Across the entries below, count the lines in which the word "sequence" occurs. Reply with the count alone.

══ Records to process

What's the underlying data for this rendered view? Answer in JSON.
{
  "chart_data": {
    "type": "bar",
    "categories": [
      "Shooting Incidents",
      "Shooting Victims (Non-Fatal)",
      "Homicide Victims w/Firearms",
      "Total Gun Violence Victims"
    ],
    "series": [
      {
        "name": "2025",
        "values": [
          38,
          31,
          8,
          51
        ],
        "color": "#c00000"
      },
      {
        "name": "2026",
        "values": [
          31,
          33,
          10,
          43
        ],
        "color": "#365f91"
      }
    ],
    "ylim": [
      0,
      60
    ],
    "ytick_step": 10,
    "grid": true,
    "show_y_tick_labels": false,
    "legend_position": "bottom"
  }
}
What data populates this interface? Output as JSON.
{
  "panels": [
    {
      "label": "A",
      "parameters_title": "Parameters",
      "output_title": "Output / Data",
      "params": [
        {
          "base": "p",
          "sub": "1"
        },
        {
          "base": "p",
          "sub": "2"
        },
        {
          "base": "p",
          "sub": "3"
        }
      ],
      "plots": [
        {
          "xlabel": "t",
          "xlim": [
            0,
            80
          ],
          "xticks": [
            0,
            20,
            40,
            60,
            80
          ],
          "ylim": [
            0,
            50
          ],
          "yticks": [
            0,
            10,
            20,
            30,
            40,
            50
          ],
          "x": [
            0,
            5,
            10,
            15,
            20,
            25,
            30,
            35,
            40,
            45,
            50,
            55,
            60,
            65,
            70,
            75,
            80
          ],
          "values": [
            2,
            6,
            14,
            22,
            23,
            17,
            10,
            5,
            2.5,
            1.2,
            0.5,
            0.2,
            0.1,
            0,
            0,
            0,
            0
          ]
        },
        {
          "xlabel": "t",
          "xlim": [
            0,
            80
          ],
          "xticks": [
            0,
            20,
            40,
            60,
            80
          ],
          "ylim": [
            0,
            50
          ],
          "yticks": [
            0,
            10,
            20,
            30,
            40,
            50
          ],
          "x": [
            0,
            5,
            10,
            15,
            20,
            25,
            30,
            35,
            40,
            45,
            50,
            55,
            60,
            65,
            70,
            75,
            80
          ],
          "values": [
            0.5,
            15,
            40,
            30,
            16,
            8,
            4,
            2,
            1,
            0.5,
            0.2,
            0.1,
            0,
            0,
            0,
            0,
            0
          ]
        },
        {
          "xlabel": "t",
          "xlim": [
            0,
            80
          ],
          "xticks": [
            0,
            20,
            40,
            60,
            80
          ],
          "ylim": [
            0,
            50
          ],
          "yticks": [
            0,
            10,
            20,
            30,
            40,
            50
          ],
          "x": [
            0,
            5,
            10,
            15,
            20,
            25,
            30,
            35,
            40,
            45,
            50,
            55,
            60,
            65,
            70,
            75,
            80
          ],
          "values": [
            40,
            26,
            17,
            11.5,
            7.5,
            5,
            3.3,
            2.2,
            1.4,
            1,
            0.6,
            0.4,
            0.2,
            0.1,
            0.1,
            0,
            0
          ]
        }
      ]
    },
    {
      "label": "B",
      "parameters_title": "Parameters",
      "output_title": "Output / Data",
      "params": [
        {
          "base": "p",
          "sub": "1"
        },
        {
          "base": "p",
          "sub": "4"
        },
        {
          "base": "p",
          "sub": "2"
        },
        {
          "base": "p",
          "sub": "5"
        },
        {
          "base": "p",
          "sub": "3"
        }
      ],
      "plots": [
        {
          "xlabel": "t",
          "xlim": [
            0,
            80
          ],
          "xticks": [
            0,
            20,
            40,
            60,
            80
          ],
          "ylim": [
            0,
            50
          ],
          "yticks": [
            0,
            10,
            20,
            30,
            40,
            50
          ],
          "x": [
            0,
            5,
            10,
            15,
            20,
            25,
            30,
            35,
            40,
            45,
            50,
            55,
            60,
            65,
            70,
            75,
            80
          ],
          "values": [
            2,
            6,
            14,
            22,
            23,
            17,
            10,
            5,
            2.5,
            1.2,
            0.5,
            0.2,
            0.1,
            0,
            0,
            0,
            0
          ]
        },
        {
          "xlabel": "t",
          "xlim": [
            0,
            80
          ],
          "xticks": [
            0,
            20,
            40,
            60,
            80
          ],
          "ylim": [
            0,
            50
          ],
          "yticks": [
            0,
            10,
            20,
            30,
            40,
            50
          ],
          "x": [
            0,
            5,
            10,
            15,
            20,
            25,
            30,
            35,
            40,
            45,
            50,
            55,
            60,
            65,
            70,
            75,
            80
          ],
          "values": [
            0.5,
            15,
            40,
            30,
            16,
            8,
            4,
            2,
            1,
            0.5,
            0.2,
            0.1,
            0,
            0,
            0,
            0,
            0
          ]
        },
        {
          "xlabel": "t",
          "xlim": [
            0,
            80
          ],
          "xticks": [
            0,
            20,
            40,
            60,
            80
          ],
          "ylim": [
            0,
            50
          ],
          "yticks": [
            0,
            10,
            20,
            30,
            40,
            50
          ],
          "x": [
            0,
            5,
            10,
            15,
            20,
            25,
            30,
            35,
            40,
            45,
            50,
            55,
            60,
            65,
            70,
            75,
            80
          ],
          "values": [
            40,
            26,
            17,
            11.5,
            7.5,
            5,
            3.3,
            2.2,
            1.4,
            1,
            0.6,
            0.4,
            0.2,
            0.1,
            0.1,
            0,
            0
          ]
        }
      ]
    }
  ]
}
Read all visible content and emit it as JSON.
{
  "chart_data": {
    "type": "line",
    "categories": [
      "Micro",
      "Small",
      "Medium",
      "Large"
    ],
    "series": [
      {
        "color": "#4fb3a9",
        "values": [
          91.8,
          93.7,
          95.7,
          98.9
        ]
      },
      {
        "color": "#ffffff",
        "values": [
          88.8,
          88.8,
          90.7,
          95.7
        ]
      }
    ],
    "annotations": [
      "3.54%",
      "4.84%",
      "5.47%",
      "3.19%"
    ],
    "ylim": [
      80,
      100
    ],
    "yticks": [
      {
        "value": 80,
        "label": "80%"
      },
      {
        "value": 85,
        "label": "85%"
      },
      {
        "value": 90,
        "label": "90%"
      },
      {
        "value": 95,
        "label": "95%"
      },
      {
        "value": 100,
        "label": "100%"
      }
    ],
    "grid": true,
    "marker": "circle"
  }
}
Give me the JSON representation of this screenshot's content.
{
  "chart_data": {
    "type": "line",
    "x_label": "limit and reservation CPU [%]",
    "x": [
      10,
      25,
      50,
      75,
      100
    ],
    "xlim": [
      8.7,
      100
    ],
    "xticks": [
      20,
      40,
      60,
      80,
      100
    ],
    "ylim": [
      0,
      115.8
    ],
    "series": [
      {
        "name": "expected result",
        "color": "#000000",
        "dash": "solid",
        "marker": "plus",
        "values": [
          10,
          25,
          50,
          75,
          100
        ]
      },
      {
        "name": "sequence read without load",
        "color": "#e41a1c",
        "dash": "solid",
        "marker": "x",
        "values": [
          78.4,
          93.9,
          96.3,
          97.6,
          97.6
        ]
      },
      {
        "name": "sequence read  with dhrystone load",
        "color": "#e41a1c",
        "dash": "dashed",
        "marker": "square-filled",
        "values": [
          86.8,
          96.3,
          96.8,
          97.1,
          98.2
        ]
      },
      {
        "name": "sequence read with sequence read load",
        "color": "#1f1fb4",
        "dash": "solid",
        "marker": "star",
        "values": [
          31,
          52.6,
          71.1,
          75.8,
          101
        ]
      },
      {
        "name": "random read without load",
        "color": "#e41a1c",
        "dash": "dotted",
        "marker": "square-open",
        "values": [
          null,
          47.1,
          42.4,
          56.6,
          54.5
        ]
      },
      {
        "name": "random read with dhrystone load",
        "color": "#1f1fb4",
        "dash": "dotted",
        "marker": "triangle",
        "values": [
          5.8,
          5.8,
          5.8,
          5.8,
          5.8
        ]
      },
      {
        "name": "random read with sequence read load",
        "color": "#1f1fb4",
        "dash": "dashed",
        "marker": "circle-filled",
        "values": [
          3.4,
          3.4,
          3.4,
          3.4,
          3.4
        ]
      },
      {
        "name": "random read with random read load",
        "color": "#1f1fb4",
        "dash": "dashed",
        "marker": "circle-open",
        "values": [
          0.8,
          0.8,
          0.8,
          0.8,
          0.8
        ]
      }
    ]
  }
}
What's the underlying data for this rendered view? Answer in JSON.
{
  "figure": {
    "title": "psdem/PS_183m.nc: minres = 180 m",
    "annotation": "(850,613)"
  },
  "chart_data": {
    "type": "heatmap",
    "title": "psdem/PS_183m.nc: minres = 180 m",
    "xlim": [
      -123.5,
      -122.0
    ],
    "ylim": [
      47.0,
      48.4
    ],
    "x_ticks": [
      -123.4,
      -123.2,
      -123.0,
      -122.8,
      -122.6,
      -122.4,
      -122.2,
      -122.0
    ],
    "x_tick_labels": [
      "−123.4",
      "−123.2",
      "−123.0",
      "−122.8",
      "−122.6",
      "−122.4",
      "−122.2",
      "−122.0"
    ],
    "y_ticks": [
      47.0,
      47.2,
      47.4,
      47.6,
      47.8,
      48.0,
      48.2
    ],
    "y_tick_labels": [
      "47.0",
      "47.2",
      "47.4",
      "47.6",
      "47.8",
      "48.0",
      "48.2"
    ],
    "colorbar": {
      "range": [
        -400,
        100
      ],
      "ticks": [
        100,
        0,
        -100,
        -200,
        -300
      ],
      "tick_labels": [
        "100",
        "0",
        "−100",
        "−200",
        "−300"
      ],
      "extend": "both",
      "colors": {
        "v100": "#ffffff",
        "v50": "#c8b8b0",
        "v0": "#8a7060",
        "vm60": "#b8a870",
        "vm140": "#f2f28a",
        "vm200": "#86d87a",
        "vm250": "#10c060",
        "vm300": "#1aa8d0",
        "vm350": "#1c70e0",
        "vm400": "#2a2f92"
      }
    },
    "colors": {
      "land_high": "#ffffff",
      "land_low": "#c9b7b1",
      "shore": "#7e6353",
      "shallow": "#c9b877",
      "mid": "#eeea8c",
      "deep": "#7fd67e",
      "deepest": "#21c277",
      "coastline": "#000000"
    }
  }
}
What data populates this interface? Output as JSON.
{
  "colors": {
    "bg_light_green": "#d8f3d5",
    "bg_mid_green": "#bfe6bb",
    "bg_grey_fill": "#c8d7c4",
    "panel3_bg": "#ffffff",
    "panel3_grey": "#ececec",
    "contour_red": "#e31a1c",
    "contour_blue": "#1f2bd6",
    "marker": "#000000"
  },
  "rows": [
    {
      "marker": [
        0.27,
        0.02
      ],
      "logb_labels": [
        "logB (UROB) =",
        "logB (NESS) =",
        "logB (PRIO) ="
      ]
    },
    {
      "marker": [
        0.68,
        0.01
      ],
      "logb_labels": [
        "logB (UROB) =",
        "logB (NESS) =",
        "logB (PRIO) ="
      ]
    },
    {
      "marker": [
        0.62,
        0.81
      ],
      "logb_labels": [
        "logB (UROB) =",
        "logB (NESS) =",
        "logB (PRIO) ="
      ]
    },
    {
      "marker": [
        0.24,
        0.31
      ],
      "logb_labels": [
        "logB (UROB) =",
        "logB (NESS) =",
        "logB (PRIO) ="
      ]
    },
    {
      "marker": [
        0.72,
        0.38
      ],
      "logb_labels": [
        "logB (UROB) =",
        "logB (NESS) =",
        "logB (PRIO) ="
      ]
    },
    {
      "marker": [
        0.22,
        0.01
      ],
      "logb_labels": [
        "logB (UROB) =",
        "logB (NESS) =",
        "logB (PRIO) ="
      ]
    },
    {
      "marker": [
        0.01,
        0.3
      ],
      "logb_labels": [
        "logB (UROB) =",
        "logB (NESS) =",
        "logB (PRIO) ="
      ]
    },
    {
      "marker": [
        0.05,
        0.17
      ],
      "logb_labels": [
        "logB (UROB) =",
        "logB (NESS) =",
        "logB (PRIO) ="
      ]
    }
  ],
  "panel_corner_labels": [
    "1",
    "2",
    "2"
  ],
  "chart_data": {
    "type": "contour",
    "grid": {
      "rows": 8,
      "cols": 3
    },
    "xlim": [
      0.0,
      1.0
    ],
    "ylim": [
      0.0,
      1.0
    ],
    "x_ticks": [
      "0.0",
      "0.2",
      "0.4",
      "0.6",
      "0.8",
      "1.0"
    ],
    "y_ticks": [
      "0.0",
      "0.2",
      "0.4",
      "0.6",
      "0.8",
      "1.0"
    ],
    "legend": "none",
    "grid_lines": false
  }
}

════

Written answer
4